### DATA SUPPLIED

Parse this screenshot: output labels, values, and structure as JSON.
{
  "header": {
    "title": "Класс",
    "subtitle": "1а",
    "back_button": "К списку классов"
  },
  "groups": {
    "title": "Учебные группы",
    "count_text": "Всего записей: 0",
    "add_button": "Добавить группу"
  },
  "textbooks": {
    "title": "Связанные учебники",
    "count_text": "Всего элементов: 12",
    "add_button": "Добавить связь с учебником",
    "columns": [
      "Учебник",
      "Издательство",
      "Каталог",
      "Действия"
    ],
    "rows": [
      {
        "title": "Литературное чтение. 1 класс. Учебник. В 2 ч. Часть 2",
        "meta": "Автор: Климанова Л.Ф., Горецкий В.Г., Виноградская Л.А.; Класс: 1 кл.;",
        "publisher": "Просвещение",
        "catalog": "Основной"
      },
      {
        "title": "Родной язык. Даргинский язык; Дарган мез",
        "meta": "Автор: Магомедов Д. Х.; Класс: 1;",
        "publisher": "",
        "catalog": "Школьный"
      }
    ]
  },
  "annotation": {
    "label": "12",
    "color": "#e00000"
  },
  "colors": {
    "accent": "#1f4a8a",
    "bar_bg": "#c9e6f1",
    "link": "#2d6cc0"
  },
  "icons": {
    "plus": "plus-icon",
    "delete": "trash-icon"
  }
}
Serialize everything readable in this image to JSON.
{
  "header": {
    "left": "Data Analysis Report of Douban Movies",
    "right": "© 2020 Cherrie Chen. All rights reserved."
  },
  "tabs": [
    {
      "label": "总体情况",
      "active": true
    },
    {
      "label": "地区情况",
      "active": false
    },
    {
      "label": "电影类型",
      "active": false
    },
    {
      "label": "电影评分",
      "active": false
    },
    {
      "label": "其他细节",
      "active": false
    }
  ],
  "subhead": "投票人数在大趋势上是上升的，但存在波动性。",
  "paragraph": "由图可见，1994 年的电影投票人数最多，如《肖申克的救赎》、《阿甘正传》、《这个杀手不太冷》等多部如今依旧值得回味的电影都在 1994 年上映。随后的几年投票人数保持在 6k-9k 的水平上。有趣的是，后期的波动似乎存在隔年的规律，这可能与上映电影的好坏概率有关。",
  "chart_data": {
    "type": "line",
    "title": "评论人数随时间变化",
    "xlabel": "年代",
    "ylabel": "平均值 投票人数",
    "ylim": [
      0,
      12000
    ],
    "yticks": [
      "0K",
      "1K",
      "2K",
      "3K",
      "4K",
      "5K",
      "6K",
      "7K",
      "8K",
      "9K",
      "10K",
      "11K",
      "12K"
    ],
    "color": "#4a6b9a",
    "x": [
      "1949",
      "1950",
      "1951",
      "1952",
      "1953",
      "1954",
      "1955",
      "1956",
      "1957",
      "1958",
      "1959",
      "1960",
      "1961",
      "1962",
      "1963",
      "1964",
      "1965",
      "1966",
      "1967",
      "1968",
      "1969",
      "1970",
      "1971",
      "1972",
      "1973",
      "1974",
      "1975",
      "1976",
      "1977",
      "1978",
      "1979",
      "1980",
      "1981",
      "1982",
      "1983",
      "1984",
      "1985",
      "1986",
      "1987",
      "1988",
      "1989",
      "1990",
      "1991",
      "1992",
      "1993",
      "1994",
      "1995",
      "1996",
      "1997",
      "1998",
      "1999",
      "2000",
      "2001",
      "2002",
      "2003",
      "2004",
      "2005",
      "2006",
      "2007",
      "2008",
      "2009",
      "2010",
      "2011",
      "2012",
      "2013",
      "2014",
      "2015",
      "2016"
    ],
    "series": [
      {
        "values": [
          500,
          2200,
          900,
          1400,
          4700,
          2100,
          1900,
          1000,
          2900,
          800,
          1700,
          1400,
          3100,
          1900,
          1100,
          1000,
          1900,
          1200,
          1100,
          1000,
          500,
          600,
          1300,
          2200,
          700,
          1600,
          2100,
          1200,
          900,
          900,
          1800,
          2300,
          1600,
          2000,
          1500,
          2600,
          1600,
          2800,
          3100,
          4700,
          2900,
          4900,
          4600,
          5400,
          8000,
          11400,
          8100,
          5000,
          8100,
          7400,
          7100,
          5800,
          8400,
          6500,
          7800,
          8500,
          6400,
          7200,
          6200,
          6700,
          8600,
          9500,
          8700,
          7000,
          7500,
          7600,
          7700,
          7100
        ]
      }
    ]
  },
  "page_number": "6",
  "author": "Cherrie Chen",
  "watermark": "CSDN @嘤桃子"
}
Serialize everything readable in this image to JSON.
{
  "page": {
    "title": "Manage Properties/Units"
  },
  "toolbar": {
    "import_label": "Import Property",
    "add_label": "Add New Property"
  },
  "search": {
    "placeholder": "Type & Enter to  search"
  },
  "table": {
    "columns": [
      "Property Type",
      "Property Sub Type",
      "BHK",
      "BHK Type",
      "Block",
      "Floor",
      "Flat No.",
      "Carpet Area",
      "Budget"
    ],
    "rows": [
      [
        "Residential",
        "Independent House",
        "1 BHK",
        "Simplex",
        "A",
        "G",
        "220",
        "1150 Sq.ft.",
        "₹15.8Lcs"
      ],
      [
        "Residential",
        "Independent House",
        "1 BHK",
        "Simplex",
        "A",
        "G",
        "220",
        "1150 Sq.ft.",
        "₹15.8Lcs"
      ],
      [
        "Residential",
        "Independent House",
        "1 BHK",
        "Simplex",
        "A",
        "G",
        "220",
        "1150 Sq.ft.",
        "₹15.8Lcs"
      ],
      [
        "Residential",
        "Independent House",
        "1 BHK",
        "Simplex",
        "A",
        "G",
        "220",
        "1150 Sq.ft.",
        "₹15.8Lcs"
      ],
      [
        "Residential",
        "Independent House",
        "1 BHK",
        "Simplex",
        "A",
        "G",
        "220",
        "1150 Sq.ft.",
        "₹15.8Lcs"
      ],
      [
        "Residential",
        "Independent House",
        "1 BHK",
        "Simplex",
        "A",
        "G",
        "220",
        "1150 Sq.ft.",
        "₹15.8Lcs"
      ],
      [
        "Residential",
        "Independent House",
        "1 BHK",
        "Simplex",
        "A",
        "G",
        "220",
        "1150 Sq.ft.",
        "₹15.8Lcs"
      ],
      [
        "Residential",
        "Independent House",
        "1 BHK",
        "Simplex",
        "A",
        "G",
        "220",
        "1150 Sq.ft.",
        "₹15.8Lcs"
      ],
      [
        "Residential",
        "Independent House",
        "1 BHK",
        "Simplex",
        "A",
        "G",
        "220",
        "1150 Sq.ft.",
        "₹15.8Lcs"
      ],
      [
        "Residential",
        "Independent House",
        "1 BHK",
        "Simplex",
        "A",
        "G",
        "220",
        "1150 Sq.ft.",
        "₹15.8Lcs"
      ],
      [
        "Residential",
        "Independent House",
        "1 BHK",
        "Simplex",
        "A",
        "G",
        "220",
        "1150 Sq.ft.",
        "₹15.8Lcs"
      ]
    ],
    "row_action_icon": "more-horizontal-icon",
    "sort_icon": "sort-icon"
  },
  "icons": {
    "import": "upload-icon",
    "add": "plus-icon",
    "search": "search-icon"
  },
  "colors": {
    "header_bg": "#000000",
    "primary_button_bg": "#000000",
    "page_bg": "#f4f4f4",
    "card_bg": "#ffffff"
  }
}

### CHALLENGE
Write out the entire listing exactly.

### ANSWER TO THE TASK
Parse this screenshot: output labels, values, and structure as JSON.
{
  "header": {
    "title": "Класс",
    "subtitle": "1а",
    "back_button": "К списку классов"
  },
  "groups": {
    "title": "Учебные группы",
    "count_text": "Всего записей: 0",
    "add_button": "Добавить группу"
  },
  "textbooks": {
    "title": "Связанные учебники",
    "count_text": "Всего элементов: 12",
    "add_button": "Добавить связь с учебником",
    "columns": [
      "Учебник",
      "Издательство",
      "Каталог",
      "Действия"
    ],
    "rows": [
      {
        "title": "Литературное чтение. 1 класс. Учебник. В 2 ч. Часть 2",
        "meta": "Автор: Климанова Л.Ф., Горецкий В.Г., Виноградская Л.А.; Класс: 1 кл.;",
        "publisher": "Просвещение",
        "catalog": "Основной"
      },
      {
        "title": "Родной язык. Даргинский язык; Дарган мез",
        "meta": "Автор: Магомедов Д. Х.; Класс: 1;",
        "publisher": "",
        "catalog": "Школьный"
      }
    ]
  },
  "annotation": {
    "label": "12",
    "color": "#e00000"
  },
  "colors": {
    "accent": "#1f4a8a",
    "bar_bg": "#c9e6f1",
    "link": "#2d6cc0"
  },
  "icons": {
    "plus": "plus-icon",
    "delete": "trash-icon"
  }
}
Serialize everything readable in this image to JSON.
{
  "header": {
    "left": "Data Analysis Report of Douban Movies",
    "right": "© 2020 Cherrie Chen. All rights reserved."
  },
  "tabs": [
    {
      "label": "总体情况",
      "active": true
    },
    {
      "label": "地区情况",
      "active": false
    },
    {
      "label": "电影类型",
      "active": false
    },
    {
      "label": "电影评分",
      "active": false
    },
    {
      "label": "其他细节",
      "active": false
    }
  ],
  "subhead": "投票人数在大趋势上是上升的，但存在波动性。",
  "paragraph": "由图可见，1994 年的电影投票人数最多，如《肖申克的救赎》、《阿甘正传》、《这个杀手不太冷》等多部如今依旧值得回味的电影都在 1994 年上映。随后的几年投票人数保持在 6k-9k 的水平上。有趣的是，后期的波动似乎存在隔年的规律，这可能与上映电影的好坏概率有关。",
  "chart_data": {
    "type": "line",
    "title": "评论人数随时间变化",
    "xlabel": "年代",
    "ylabel": "平均值 投票人数",
    "ylim": [
      0,
      12000
    ],
    "yticks": [
      "0K",
      "1K",
      "2K",
      "3K",
      "4K",
      "5K",
      "6K",
      "7K",
      "8K",
      "9K",
      "10K",
      "11K",
      "12K"
    ],
    "color": "#4a6b9a",
    "x": [
      "1949",
      "1950",
      "1951",
      "1952",
      "1953",
      "1954",
      "1955",
      "1956",
      "1957",
      "1958",
      "1959",
      "1960",
      "1961",
      "1962",
      "1963",
      "1964",
      "1965",
      "1966",
      "1967",
      "1968",
      "1969",
      "1970",
      "1971",
      "1972",
      "1973",
      "1974",
      "1975",
      "1976",
      "1977",
      "1978",
      "1979",
      "1980",
      "1981",
      "1982",
      "1983",
      "1984",
      "1985",
      "1986",
      "1987",
      "1988",
      "1989",
      "1990",
      "1991",
      "1992",
      "1993",
      "1994",
      "1995",
      "1996",
      "1997",
      "1998",
      "1999",
      "2000",
      "2001",
      "2002",
      "2003",
      "2004",
      "2005",
      "2006",
      "2007",
      "2008",
      "2009",
      "2010",
      "2011",
      "2012",
      "2013",
      "2014",
      "2015",
      "2016"
    ],
    "series": [
      {
        "values": [
          500,
          2200,
          900,
          1400,
          4700,
          2100,
          1900,
          1000,
          2900,
          800,
          1700,
          1400,
          3100,
          1900,
          1100,
          1000,
          1900,
          1200,
          1100,
          1000,
          500,
          600,
          1300,
          2200,
          700,
          1600,
          2100,
          1200,
          900,
          900,
          1800,
          2300,
          1600,
          2000,
          1500,
          2600,
          1600,
          2800,
          3100,
          4700,
          2900,
          4900,
          4600,
          5400,
          8000,
          11400,
          8100,
          5000,
          8100,
          7400,
          7100,
          5800,
          8400,
          6500,
          7800,
          8500,
          6400,
          7200,
          6200,
          6700,
          8600,
          9500,
          8700,
          7000,
          7500,
          7600,
          7700,
          7100
        ]
      }
    ]
  },
  "page_number": "6",
  "author": "Cherrie Chen",
  "watermark": "CSDN @嘤桃子"
}
Serialize everything readable in this image to JSON.
{
  "page": {
    "title": "Manage Properties/Units"
  },
  "toolbar": {
    "import_label": "Import Property",
    "add_label": "Add New Property"
  },
  "search": {
    "placeholder": "Type & Enter to  search"
  },
  "table": {
    "columns": [
      "Property Type",
      "Property Sub Type",
      "BHK",
      "BHK Type",
      "Block",
      "Floor",
      "Flat No.",
      "Carpet Area",
      "Budget"
    ],
    "rows": [
      [
        "Residential",
        "Independent House",
        "1 BHK",
        "Simplex",
        "A",
        "G",
        "220",
        "1150 Sq.ft.",
        "₹15.8Lcs"
      ],
      [
        "Residential",
        "Independent House",
        "1 BHK",
        "Simplex",
        "A",
        "G",
        "220",
        "1150 Sq.ft.",
        "₹15.8Lcs"
      ],
      [
        "Residential",
        "Independent House",
        "1 BHK",
        "Simplex",
        "A",
        "G",
        "220",
        "1150 Sq.ft.",
        "₹15.8Lcs"
      ],
      [
        "Residential",
        "Independent House",
        "1 BHK",
        "Simplex",
        "A",
        "G",
        "220",
        "1150 Sq.ft.",
        "₹15.8Lcs"
      ],
      [
        "Residential",
        "Independent House",
        "1 BHK",
        "Simplex",
        "A",
        "G",
        "220",
        "1150 Sq.ft.",
        "₹15.8Lcs"
      ],
      [
        "Residential",
        "Independent House",
        "1 BHK",
        "Simplex",
        "A",
        "G",
        "220",
        "1150 Sq.ft.",
        "₹15.8Lcs"
      ],
      [
        "Residential",
        "Independent House",
        "1 BHK",
        "Simplex",
        "A",
        "G",
        "220",
        "1150 Sq.ft.",
        "₹15.8Lcs"
      ],
      [
        "Residential",
        "Independent House",
        "1 BHK",
        "Simplex",
        "A",
        "G",
        "220",
        "1150 Sq.ft.",
        "₹15.8Lcs"
      ],
      [
        "Residential",
        "Independent House",
        "1 BHK",
        "Simplex",
        "A",
        "G",
        "220",
        "1150 Sq.ft.",
        "₹15.8Lcs"
      ],
      [
        "Residential",
        "Independent House",
        "1 BHK",
        "Simplex",
        "A",
        "G",
        "220",
        "1150 Sq.ft.",
        "₹15.8Lcs"
      ],
      [
        "Residential",
        "Independent House",
        "1 BHK",
        "Simplex",
        "A",
        "G",
        "220",
        "1150 Sq.ft.",
        "₹15.8Lcs"
      ]
    ],
    "row_action_icon": "more-horizontal-icon",
    "sort_icon": "sort-icon"
  },
  "icons": {
    "import": "upload-icon",
    "add": "plus-icon",
    "search": "search-icon"
  },
  "colors": {
    "header_bg": "#000000",
    "primary_button_bg": "#000000",
    "page_bg": "#f4f4f4",
    "card_bg": "#ffffff"
  }
}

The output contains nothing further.